Data entries
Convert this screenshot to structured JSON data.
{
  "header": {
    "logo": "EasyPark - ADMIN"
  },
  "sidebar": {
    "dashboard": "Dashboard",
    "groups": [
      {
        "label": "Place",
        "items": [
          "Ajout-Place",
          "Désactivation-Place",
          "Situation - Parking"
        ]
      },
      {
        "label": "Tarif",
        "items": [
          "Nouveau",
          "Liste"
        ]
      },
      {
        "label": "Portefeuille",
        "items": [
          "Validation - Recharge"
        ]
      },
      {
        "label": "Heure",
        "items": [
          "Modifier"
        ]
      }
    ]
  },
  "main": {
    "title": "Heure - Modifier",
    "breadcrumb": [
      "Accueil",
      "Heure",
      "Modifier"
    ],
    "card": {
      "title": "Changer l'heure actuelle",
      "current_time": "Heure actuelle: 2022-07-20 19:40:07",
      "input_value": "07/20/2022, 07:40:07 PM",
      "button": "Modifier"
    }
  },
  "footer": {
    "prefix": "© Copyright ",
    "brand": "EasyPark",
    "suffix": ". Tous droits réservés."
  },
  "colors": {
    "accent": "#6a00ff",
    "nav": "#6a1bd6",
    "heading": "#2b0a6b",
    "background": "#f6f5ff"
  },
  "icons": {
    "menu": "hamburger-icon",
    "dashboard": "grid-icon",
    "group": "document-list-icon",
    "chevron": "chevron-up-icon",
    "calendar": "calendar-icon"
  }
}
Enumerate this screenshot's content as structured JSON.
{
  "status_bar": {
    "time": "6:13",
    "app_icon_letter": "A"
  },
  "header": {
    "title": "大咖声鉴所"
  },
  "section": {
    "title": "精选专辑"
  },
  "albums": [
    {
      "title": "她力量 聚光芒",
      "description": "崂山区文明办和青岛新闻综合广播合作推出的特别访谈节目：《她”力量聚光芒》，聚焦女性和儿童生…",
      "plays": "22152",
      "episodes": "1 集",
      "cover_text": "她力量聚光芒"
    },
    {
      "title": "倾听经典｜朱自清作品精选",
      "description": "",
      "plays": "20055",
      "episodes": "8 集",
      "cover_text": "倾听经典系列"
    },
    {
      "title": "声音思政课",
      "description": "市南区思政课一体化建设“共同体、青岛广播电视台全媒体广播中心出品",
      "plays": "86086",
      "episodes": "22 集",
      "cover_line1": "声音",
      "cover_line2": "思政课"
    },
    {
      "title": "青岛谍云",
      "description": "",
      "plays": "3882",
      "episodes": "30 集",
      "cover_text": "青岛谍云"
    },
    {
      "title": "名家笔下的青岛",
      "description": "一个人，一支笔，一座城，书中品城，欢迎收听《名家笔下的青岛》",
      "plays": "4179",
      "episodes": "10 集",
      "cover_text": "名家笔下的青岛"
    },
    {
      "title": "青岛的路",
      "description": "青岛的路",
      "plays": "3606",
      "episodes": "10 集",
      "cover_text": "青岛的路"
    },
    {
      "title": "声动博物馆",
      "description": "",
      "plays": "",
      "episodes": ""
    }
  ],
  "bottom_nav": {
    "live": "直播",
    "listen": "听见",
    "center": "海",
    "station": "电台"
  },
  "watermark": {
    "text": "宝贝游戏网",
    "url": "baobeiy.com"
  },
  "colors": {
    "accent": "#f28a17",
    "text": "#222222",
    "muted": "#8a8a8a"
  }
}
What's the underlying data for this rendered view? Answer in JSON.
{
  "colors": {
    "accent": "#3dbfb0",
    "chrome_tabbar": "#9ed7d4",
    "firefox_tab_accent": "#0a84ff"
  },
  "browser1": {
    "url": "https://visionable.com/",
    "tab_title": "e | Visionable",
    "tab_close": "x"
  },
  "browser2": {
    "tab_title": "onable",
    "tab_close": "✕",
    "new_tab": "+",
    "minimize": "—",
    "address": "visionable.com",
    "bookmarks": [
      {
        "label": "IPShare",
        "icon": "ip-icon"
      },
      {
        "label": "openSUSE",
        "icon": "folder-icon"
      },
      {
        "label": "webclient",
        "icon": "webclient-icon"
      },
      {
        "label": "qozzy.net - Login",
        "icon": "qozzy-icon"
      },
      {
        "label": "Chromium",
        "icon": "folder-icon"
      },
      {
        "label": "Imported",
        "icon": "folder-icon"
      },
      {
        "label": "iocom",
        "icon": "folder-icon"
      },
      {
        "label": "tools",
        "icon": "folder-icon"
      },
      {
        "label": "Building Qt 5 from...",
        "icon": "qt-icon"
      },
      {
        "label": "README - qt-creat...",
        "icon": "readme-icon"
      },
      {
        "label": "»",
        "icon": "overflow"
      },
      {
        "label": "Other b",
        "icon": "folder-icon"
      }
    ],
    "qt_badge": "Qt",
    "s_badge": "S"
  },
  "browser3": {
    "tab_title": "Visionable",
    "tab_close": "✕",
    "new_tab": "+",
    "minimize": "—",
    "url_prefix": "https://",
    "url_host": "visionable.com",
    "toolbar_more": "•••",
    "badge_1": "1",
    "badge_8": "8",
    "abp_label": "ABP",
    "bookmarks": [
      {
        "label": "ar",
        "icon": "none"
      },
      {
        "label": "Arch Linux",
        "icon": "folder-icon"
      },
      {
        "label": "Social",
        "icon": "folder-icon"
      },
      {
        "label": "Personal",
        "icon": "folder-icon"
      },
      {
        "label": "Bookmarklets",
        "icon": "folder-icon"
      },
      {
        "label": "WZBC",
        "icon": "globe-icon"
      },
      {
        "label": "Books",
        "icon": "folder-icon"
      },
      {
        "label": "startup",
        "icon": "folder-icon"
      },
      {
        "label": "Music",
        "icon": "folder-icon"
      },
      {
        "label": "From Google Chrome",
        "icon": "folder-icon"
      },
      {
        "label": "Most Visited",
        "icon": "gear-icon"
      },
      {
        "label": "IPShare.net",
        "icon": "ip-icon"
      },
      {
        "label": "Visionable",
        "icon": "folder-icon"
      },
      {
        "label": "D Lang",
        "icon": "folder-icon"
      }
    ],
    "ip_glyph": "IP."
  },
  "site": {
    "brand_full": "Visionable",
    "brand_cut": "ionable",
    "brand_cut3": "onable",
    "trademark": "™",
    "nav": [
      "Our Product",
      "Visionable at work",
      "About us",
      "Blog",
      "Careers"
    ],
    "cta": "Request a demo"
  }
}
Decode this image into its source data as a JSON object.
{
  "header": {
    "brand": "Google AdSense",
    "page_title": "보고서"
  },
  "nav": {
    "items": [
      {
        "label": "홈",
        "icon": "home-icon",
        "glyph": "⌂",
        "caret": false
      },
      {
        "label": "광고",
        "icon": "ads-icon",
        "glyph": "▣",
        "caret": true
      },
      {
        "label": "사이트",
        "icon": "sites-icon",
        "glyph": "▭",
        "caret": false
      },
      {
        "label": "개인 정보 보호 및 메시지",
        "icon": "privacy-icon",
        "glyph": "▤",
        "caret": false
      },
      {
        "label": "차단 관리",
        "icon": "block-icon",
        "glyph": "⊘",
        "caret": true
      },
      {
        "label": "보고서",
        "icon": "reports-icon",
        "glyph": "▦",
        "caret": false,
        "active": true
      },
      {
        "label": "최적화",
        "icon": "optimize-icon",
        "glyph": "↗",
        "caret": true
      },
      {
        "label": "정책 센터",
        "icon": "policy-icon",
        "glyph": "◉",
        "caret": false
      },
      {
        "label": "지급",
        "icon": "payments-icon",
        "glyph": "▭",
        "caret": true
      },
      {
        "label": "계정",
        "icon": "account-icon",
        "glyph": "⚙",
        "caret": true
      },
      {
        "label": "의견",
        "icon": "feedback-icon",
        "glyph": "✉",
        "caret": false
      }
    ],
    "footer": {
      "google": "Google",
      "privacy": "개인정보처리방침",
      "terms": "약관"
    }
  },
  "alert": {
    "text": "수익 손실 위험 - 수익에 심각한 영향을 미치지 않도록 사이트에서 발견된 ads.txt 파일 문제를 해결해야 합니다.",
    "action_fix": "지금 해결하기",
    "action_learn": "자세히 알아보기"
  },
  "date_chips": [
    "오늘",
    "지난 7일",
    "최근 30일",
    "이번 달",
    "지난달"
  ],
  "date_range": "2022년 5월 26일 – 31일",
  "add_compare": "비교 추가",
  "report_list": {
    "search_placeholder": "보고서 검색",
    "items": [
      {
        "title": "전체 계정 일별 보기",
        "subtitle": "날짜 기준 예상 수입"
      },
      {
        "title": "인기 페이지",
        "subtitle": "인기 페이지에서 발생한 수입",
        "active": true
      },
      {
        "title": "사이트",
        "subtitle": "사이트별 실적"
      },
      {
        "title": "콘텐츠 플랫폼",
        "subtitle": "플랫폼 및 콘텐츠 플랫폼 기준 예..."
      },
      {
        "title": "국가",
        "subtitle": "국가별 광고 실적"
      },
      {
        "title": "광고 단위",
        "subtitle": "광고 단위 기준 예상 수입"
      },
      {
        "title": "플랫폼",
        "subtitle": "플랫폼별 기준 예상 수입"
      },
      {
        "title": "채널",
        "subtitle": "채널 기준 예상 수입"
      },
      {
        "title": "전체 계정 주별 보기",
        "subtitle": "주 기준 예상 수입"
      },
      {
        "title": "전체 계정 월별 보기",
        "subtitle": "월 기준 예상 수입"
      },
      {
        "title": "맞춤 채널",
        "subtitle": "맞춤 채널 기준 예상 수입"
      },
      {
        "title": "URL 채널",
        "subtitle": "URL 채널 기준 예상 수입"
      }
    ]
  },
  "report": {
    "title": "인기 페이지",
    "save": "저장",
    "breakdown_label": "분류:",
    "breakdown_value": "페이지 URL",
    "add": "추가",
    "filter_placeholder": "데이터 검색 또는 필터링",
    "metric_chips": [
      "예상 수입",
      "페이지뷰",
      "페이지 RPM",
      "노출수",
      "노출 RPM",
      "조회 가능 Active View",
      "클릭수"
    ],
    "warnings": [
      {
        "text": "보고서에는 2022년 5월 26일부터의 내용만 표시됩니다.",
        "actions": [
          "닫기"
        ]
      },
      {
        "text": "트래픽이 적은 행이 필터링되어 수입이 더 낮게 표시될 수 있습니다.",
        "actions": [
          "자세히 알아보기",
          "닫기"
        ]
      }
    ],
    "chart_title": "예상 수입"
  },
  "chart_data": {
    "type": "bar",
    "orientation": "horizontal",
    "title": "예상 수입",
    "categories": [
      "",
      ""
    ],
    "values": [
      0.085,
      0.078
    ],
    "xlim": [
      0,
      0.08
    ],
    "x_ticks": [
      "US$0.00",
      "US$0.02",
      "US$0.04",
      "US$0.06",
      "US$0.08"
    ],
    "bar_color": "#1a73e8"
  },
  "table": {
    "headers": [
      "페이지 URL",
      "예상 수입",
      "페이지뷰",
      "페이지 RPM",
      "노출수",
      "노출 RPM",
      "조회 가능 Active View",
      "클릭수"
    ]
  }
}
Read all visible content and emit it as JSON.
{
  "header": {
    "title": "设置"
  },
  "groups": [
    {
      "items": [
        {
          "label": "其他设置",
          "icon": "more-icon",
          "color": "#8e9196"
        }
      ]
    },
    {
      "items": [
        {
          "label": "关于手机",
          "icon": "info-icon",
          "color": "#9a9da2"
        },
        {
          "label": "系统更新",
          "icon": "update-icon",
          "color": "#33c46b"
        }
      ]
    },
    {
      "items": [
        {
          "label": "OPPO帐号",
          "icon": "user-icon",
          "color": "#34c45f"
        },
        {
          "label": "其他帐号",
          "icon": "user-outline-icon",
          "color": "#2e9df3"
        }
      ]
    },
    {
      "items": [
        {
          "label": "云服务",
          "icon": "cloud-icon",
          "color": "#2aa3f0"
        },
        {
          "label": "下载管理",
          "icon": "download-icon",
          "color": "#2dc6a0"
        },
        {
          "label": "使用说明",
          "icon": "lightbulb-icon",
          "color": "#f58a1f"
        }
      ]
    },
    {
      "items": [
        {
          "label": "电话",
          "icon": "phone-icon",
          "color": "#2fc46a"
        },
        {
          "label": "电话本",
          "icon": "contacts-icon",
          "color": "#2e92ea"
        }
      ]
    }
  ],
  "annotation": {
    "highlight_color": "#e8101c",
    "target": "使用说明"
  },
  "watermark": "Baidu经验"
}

■ TASK
Copy, from the material above, each line in which the string "https" occurs.

■ SOLVED EXERCISE
    "url": "https://visionable.com/",
    "url_prefix": "https://",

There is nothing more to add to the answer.